[Start of PROVIDED DATA]

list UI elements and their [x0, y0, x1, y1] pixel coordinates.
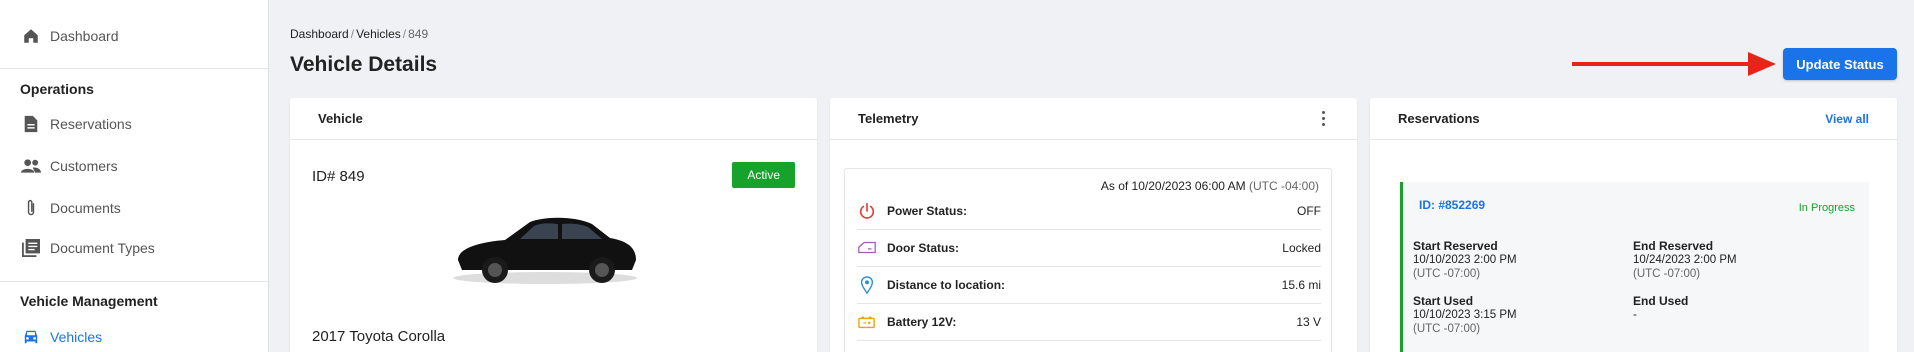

[End of PROVIDED DATA]
[Start of PROVIDED DATA]

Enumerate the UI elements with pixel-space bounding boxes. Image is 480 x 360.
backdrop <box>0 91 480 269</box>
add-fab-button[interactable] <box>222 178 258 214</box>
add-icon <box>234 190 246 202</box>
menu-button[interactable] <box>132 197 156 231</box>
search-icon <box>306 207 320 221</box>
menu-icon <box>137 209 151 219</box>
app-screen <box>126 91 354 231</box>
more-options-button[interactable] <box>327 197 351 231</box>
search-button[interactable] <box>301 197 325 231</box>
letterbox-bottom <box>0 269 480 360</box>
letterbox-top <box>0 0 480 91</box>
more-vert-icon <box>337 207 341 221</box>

[End of PROVIDED DATA]
[Start of PROVIDED DATA]

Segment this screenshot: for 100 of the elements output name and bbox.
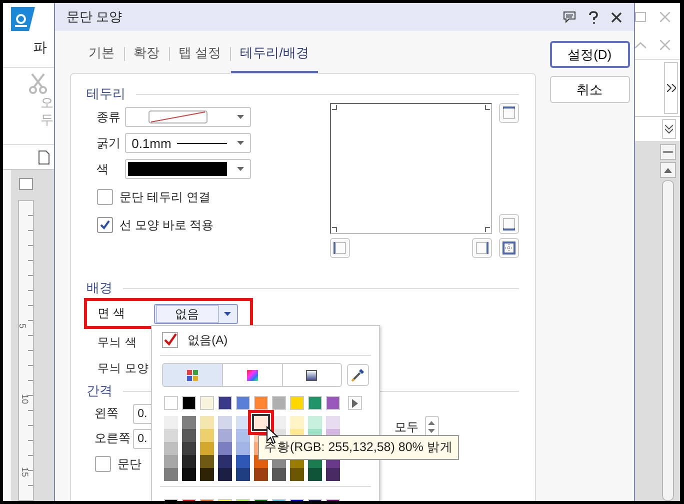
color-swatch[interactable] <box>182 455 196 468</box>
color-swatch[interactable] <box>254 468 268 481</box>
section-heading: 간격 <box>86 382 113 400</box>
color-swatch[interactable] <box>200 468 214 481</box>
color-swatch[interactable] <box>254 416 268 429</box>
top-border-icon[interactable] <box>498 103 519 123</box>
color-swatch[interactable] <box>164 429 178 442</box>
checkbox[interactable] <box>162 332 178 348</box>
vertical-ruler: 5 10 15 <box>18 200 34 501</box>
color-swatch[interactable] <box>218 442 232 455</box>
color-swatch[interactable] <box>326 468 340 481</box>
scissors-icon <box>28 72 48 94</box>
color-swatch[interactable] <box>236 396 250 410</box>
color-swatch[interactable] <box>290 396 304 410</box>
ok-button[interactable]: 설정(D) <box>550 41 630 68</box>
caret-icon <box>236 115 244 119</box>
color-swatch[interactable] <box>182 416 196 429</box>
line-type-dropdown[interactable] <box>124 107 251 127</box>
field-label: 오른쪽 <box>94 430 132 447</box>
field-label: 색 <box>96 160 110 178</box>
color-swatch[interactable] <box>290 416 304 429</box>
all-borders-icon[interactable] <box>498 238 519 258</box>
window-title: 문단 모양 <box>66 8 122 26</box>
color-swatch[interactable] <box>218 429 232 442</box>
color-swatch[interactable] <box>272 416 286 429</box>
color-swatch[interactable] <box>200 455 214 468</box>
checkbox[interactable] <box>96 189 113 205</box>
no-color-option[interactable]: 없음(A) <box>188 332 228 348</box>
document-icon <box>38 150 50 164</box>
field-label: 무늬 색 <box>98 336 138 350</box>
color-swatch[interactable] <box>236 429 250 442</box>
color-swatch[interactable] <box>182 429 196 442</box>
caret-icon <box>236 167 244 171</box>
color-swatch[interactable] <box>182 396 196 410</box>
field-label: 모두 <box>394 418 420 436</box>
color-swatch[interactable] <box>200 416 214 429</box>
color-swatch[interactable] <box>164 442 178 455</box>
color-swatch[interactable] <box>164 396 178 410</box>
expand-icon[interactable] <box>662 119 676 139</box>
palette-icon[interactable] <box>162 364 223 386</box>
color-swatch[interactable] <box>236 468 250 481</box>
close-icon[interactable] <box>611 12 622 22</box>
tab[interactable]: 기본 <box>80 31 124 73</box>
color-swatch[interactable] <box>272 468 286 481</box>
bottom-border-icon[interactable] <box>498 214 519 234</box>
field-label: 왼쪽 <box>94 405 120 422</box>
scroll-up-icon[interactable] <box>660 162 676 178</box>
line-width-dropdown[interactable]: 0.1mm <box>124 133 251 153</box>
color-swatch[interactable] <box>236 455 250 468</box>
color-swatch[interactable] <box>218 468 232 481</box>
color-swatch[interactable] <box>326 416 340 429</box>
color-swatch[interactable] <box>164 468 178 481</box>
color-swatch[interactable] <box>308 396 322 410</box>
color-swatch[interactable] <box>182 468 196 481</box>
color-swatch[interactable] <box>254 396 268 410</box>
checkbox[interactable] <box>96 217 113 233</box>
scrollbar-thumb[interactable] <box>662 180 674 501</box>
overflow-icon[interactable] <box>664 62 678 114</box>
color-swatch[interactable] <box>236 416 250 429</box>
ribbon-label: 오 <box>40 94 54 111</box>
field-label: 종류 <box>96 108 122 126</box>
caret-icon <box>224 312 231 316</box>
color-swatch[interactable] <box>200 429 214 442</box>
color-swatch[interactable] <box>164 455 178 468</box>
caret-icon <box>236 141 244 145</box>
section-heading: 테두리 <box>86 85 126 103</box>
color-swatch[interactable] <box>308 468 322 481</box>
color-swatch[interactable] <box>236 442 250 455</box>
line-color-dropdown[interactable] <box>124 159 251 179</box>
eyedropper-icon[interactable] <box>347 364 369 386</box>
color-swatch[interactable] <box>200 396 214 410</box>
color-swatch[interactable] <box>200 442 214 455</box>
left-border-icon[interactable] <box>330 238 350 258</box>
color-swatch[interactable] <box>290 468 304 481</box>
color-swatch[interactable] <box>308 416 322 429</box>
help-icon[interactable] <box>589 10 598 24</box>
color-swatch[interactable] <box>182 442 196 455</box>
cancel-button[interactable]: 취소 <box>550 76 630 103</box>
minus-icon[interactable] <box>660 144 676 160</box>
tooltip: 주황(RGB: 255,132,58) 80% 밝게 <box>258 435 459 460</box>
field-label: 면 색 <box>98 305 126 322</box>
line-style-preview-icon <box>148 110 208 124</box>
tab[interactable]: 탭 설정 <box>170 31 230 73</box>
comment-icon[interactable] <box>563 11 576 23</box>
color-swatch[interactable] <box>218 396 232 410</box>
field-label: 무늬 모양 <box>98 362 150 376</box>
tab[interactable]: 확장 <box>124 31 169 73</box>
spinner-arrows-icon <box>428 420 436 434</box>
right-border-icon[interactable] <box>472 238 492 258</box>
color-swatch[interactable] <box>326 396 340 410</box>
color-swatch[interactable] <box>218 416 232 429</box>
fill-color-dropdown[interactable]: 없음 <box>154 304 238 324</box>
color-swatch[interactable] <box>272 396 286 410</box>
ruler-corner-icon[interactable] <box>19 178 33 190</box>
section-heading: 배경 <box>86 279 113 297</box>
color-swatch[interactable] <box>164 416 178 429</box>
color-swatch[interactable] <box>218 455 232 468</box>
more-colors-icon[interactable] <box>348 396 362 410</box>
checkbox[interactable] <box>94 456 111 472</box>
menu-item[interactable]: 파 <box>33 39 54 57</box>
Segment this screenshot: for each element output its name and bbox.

[End of PROVIDED DATA]

EXERCISE BRIEF
How many lines in the rows above contain the string "field"? Reply with the number only.

TASK OUTPUT
8